Instructions for the task: Give back the entire listing verbatim.

Stored records:
* Start *

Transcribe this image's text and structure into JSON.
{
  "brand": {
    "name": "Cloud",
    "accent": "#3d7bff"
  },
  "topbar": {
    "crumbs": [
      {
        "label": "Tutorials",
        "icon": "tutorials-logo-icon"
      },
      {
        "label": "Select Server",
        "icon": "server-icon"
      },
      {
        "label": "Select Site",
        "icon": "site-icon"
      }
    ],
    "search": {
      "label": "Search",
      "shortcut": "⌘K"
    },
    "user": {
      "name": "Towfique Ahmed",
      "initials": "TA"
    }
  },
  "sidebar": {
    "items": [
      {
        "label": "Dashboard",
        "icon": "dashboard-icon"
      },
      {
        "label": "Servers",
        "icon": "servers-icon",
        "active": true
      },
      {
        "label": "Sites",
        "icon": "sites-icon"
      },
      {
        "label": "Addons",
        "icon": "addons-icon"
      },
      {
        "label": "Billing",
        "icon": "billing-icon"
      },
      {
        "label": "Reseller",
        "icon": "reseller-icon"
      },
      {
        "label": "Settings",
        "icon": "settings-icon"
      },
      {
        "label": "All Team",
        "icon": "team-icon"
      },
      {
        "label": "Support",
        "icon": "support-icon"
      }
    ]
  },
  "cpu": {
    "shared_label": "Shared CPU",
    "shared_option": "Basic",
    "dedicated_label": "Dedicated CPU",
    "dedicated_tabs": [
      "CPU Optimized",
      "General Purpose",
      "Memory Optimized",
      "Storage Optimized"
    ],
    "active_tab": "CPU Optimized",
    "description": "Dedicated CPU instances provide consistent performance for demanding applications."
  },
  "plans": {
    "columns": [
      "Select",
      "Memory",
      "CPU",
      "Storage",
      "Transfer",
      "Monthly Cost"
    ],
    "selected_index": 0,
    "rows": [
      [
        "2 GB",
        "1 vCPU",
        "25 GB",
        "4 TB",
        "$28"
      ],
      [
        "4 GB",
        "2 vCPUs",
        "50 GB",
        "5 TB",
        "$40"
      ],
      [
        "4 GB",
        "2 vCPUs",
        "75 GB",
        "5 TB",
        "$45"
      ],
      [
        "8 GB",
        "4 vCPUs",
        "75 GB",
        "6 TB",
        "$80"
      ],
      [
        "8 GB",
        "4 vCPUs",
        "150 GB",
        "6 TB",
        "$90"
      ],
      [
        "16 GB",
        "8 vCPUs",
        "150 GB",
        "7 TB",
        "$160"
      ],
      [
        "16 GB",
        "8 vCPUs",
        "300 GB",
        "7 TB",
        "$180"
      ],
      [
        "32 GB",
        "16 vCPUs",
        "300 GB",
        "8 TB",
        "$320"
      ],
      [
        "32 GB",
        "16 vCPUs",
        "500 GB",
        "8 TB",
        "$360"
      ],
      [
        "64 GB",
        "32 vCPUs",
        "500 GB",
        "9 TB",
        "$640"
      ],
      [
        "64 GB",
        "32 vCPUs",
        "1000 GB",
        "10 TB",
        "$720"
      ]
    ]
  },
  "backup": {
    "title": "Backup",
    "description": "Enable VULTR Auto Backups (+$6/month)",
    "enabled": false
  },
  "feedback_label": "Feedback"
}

* End *

Result for this exercise:
Transcribe this image's text and structure into JSON.
{
  "brand": {
    "name": "Cloud",
    "accent": "#3d7bff"
  },
  "topbar": {
    "crumbs": [
      {
        "label": "Tutorials",
        "icon": "tutorials-logo-icon"
      },
      {
        "label": "Select Server",
        "icon": "server-icon"
      },
      {
        "label": "Select Site",
        "icon": "site-icon"
      }
    ],
    "search": {
      "label": "Search",
      "shortcut": "⌘K"
    },
    "user": {
      "name": "Towfique Ahmed",
      "initials": "TA"
    }
  },
  "sidebar": {
    "items": [
      {
        "label": "Dashboard",
        "icon": "dashboard-icon"
      },
      {
        "label": "Servers",
        "icon": "servers-icon",
        "active": true
      },
      {
        "label": "Sites",
        "icon": "sites-icon"
      },
      {
        "label": "Addons",
        "icon": "addons-icon"
      },
      {
        "label": "Billing",
        "icon": "billing-icon"
      },
      {
        "label": "Reseller",
        "icon": "reseller-icon"
      },
      {
        "label": "Settings",
        "icon": "settings-icon"
      },
      {
        "label": "All Team",
        "icon": "team-icon"
      },
      {
        "label": "Support",
        "icon": "support-icon"
      }
    ]
  },
  "cpu": {
    "shared_label": "Shared CPU",
    "shared_option": "Basic",
    "dedicated_label": "Dedicated CPU",
    "dedicated_tabs": [
      "CPU Optimized",
      "General Purpose",
      "Memory Optimized",
      "Storage Optimized"
    ],
    "active_tab": "CPU Optimized",
    "description": "Dedicated CPU instances provide consistent performance for demanding applications."
  },
  "plans": {
    "columns": [
      "Select",
      "Memory",
      "CPU",
      "Storage",
      "Transfer",
      "Monthly Cost"
    ],
    "selected_index": 0,
    "rows": [
      [
        "2 GB",
        "1 vCPU",
        "25 GB",
        "4 TB",
        "$28"
      ],
      [
        "4 GB",
        "2 vCPUs",
        "50 GB",
        "5 TB",
        "$40"
      ],
      [
        "4 GB",
        "2 vCPUs",
        "75 GB",
        "5 TB",
        "$45"
      ],
      [
        "8 GB",
        "4 vCPUs",
        "75 GB",
        "6 TB",
        "$80"
      ],
      [
        "8 GB",
        "4 vCPUs",
        "150 GB",
        "6 TB",
        "$90"
      ],
      [
        "16 GB",
        "8 vCPUs",
        "150 GB",
        "7 TB",
        "$160"
      ],
      [
        "16 GB",
        "8 vCPUs",
        "300 GB",
        "7 TB",
        "$180"
      ],
      [
        "32 GB",
        "16 vCPUs",
        "300 GB",
        "8 TB",
        "$320"
      ],
      [
        "32 GB",
        "16 vCPUs",
        "500 GB",
        "8 TB",
        "$360"
      ],
      [
        "64 GB",
        "32 vCPUs",
        "500 GB",
        "9 TB",
        "$640"
      ],
      [
        "64 GB",
        "32 vCPUs",
        "1000 GB",
        "10 TB",
        "$720"
      ]
    ]
  },
  "backup": {
    "title": "Backup",
    "description": "Enable VULTR Auto Backups (+$6/month)",
    "enabled": false
  },
  "feedback_label": "Feedback"
}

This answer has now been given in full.